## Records
■ ■ ■ ■ ■ ■ ■

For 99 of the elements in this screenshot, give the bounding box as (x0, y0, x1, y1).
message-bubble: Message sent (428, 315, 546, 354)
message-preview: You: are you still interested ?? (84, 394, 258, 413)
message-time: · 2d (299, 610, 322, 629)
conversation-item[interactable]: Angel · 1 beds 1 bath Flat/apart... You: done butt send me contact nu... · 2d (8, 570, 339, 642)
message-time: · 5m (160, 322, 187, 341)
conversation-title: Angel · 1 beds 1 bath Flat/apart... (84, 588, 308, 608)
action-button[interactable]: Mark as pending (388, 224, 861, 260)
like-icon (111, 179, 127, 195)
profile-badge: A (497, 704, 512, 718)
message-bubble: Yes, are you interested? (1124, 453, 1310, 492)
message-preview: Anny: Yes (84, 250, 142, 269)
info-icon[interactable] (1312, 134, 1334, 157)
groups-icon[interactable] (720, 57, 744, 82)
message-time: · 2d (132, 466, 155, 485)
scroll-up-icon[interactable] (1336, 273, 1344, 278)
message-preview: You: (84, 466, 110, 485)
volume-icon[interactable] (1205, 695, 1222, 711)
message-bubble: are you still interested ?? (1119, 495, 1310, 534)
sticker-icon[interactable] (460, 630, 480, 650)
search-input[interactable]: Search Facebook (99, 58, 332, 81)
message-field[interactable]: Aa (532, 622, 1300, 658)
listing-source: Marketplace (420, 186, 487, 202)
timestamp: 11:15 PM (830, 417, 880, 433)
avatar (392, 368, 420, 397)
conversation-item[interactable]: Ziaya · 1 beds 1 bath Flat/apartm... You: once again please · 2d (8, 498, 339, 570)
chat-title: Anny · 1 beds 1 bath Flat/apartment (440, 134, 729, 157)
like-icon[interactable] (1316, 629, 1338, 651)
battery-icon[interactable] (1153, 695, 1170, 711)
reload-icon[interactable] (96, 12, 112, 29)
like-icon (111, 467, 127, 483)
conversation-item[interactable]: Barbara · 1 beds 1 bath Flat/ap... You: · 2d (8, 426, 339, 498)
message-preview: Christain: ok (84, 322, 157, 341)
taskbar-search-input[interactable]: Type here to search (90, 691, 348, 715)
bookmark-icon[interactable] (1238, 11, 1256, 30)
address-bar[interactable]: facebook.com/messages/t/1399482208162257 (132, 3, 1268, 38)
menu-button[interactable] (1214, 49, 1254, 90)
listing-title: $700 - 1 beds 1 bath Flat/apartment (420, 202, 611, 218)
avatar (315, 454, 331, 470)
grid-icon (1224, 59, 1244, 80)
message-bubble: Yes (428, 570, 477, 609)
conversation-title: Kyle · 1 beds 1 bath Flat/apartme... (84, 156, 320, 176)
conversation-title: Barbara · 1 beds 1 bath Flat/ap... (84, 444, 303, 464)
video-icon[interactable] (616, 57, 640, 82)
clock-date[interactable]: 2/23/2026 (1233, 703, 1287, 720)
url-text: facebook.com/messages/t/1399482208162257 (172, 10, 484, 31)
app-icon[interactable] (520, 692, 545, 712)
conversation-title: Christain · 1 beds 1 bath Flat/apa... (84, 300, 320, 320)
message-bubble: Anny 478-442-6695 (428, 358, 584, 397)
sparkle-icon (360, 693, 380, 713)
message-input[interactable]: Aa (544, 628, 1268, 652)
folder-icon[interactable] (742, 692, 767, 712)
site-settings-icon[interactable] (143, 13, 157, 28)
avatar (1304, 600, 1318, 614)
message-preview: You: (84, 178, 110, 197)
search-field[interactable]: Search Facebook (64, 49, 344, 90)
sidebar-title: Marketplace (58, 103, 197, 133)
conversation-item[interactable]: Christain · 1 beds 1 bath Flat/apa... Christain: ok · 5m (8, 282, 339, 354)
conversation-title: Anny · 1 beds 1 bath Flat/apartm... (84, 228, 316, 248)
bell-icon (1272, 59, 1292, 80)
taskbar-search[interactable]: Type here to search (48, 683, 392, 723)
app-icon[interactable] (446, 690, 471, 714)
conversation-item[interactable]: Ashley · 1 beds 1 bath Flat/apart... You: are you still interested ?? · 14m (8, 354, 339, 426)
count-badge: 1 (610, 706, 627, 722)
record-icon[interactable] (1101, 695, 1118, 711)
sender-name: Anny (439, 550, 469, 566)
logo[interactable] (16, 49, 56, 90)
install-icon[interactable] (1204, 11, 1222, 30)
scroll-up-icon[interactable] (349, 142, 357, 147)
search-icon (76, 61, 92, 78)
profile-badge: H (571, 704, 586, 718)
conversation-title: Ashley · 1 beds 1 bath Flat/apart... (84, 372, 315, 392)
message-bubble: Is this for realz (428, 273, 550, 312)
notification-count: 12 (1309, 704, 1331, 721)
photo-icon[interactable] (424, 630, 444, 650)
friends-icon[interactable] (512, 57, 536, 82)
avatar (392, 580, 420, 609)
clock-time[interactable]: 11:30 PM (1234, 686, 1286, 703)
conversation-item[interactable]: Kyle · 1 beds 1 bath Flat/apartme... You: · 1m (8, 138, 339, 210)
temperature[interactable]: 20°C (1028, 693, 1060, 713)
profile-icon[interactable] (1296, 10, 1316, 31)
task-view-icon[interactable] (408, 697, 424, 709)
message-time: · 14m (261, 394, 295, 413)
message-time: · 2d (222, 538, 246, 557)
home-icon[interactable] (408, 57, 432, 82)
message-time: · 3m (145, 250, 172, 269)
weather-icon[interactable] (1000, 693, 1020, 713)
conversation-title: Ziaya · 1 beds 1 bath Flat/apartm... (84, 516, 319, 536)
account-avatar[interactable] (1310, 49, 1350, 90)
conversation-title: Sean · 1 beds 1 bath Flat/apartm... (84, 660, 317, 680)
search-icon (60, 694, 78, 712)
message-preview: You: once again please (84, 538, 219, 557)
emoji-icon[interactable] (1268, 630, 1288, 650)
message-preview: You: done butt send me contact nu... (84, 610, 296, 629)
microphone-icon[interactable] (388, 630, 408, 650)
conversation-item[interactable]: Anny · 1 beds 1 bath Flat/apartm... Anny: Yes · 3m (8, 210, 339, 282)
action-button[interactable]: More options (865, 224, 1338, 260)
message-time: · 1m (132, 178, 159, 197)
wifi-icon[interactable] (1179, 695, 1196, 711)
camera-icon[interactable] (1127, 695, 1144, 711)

■ ■ ■ ■ ■ ■ ■

## WHAT THE EXERCISE ASKS
Copy the records without any change, from the first line through the line with "info-icon[interactable] (1312, 134, 1334, 157)", including both of those lines.

## PROBLEM SOLUTION
For 99 of the elements in this screenshot, give the bounding box as (x0, y0, x1, y1).
message-bubble: Message sent (428, 315, 546, 354)
message-preview: You: are you still interested ?? (84, 394, 258, 413)
message-time: · 2d (299, 610, 322, 629)
conversation-item[interactable]: Angel · 1 beds 1 bath Flat/apart... You: done butt send me contact nu... · 2d (8, 570, 339, 642)
message-time: · 5m (160, 322, 187, 341)
conversation-title: Angel · 1 beds 1 bath Flat/apart... (84, 588, 308, 608)
action-button[interactable]: Mark as pending (388, 224, 861, 260)
like-icon (111, 179, 127, 195)
profile-badge: A (497, 704, 512, 718)
message-bubble: Yes, are you interested? (1124, 453, 1310, 492)
message-preview: Anny: Yes (84, 250, 142, 269)
info-icon[interactable] (1312, 134, 1334, 157)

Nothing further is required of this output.